»»

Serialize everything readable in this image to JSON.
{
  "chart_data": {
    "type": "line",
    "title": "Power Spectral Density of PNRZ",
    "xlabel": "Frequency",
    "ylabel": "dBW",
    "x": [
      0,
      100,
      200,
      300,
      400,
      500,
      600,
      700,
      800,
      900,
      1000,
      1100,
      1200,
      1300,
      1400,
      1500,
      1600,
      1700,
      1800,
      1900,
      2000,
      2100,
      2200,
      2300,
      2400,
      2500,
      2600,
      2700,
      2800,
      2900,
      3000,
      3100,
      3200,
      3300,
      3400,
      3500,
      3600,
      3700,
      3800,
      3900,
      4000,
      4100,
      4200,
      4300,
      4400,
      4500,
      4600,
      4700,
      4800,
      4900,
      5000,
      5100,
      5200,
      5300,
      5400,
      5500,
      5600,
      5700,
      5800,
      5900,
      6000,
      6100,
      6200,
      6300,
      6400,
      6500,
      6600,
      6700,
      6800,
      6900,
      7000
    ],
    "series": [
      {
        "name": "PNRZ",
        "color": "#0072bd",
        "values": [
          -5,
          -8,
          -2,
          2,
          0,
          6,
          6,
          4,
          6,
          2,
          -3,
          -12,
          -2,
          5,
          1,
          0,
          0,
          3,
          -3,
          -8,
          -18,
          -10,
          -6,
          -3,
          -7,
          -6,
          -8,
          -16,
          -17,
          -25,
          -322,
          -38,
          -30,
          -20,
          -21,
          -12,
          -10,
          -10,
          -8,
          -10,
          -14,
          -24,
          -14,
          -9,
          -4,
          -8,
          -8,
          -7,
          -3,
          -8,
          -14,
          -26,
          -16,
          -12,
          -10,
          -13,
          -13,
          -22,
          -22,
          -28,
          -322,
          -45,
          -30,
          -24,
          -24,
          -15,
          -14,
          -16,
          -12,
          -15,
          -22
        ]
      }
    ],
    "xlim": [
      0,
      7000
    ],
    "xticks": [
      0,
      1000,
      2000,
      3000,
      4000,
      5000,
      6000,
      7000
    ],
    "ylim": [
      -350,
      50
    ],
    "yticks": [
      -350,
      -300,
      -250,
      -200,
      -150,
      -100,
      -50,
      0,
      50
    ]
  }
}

««

(Written task) Copy every line of the records word for word.

(Answer to the task)
Serialize everything readable in this image to JSON.
{
  "chart_data": {
    "type": "line",
    "title": "Power Spectral Density of PNRZ",
    "xlabel": "Frequency",
    "ylabel": "dBW",
    "x": [
      0,
      100,
      200,
      300,
      400,
      500,
      600,
      700,
      800,
      900,
      1000,
      1100,
      1200,
      1300,
      1400,
      1500,
      1600,
      1700,
      1800,
      1900,
      2000,
      2100,
      2200,
      2300,
      2400,
      2500,
      2600,
      2700,
      2800,
      2900,
      3000,
      3100,
      3200,
      3300,
      3400,
      3500,
      3600,
      3700,
      3800,
      3900,
      4000,
      4100,
      4200,
      4300,
      4400,
      4500,
      4600,
      4700,
      4800,
      4900,
      5000,
      5100,
      5200,
      5300,
      5400,
      5500,
      5600,
      5700,
      5800,
      5900,
      6000,
      6100,
      6200,
      6300,
      6400,
      6500,
      6600,
      6700,
      6800,
      6900,
      7000
    ],
    "series": [
      {
        "name": "PNRZ",
        "color": "#0072bd",
        "values": [
          -5,
          -8,
          -2,
          2,
          0,
          6,
          6,
          4,
          6,
          2,
          -3,
          -12,
          -2,
          5,
          1,
          0,
          0,
          3,
          -3,
          -8,
          -18,
          -10,
          -6,
          -3,
          -7,
          -6,
          -8,
          -16,
          -17,
          -25,
          -322,
          -38,
          -30,
          -20,
          -21,
          -12,
          -10,
          -10,
          -8,
          -10,
          -14,
          -24,
          -14,
          -9,
          -4,
          -8,
          -8,
          -7,
          -3,
          -8,
          -14,
          -26,
          -16,
          -12,
          -10,
          -13,
          -13,
          -22,
          -22,
          -28,
          -322,
          -45,
          -30,
          -24,
          -24,
          -15,
          -14,
          -16,
          -12,
          -15,
          -22
        ]
      }
    ],
    "xlim": [
      0,
      7000
    ],
    "xticks": [
      0,
      1000,
      2000,
      3000,
      4000,
      5000,
      6000,
      7000
    ],
    "ylim": [
      -350,
      50
    ],
    "yticks": [
      -350,
      -300,
      -250,
      -200,
      -150,
      -100,
      -50,
      0,
      50
    ]
  }
}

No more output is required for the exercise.